- **AIM**: Give every line from the entries that contains "FFFFFF".

Extracts from a graphics dataset:
* * * * * * *
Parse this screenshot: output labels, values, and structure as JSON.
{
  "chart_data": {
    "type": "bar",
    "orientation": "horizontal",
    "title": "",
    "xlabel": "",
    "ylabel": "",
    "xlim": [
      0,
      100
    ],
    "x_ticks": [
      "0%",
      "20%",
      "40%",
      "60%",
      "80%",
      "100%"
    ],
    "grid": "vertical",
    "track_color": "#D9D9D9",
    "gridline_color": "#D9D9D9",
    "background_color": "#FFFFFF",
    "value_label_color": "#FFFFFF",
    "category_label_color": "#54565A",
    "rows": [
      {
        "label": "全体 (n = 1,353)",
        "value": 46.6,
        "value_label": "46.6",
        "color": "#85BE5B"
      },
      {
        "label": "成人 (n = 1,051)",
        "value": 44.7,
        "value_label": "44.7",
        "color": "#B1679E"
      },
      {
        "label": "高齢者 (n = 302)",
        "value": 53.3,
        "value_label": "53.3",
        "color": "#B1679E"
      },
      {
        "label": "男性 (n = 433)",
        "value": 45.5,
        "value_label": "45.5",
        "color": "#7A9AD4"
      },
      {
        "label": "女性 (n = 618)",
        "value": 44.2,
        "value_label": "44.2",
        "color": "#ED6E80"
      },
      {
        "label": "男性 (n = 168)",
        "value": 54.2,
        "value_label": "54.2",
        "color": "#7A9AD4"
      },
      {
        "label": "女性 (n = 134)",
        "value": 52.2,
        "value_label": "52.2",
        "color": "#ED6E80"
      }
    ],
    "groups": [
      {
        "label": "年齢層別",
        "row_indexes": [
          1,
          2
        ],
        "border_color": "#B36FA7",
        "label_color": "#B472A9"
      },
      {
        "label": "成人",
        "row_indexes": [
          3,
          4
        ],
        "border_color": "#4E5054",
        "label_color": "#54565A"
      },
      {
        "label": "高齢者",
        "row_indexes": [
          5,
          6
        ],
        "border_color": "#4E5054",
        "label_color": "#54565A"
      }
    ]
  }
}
* * * * * * *
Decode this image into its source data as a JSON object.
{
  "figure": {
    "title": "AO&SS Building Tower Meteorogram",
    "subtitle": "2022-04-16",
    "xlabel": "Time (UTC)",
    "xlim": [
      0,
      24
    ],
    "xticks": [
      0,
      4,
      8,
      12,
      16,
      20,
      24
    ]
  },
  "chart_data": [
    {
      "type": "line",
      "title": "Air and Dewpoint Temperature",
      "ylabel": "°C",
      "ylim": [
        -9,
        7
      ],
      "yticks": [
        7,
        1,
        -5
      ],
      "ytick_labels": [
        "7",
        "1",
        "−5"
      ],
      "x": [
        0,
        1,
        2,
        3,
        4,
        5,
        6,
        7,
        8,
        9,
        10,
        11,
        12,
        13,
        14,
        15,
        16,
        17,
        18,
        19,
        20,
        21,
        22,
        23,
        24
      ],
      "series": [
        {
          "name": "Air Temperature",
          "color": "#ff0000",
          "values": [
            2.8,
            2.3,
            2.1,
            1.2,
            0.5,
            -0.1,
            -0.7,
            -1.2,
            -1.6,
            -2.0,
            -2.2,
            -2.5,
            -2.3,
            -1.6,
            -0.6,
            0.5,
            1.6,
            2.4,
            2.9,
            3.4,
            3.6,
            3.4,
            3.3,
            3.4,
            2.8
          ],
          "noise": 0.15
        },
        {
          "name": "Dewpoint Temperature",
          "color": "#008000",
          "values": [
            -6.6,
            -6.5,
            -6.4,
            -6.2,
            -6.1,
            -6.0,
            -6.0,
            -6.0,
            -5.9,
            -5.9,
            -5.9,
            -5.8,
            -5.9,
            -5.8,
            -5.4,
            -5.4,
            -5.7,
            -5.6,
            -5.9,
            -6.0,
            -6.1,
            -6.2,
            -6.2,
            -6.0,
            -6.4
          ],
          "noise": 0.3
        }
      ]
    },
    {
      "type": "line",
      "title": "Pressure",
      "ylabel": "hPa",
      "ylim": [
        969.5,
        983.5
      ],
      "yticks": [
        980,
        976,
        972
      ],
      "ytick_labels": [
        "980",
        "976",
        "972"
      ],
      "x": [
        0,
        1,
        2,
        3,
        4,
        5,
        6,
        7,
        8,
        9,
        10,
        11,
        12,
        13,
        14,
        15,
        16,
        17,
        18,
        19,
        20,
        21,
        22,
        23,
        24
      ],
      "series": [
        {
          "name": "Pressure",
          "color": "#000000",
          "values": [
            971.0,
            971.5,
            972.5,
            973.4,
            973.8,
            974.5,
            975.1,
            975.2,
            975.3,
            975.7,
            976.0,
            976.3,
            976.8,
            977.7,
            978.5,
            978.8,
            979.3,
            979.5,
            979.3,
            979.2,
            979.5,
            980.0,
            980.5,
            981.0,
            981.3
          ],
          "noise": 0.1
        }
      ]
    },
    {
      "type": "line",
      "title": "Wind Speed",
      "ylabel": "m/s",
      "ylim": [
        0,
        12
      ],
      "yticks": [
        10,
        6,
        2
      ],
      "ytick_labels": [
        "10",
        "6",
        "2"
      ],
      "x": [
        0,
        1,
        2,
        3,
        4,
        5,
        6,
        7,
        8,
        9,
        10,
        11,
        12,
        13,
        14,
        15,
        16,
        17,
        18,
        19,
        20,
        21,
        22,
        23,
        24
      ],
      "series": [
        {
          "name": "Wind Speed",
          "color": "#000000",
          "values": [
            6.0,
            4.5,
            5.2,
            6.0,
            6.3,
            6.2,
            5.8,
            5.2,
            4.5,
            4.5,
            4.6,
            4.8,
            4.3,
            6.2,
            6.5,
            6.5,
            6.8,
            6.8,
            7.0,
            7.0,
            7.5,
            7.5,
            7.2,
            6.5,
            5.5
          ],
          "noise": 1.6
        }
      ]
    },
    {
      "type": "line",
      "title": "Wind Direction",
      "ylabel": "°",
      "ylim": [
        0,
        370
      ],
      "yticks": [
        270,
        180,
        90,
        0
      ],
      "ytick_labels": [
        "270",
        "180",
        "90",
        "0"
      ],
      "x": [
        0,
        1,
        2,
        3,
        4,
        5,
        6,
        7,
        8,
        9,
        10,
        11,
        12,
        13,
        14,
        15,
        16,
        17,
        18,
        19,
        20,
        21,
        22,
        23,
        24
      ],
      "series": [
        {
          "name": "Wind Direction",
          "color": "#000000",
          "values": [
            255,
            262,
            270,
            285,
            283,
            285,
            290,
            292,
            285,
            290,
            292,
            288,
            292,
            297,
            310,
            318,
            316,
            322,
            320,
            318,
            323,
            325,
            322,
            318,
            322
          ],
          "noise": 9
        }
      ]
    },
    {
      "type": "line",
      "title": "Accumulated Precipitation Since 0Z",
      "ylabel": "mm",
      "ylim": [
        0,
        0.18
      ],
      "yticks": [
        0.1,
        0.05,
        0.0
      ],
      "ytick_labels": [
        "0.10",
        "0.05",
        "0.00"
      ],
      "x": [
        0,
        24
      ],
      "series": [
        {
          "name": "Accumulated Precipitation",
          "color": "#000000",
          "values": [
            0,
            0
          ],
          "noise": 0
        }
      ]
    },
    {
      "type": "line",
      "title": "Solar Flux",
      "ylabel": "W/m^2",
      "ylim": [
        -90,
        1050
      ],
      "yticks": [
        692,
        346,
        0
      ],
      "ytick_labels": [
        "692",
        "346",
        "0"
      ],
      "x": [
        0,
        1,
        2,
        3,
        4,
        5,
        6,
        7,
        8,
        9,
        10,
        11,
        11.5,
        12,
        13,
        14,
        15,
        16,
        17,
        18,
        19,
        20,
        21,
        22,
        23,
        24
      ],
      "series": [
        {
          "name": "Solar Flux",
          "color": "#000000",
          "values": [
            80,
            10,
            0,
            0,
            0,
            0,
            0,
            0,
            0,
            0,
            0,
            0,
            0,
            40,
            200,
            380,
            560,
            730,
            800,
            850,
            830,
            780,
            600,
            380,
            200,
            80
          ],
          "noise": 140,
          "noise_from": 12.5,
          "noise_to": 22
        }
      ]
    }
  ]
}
* * * * * * *
- **SOLUTION TO THE PROBLEM**:
    "background_color": "#FFFFFF",
    "value_label_color": "#FFFFFF",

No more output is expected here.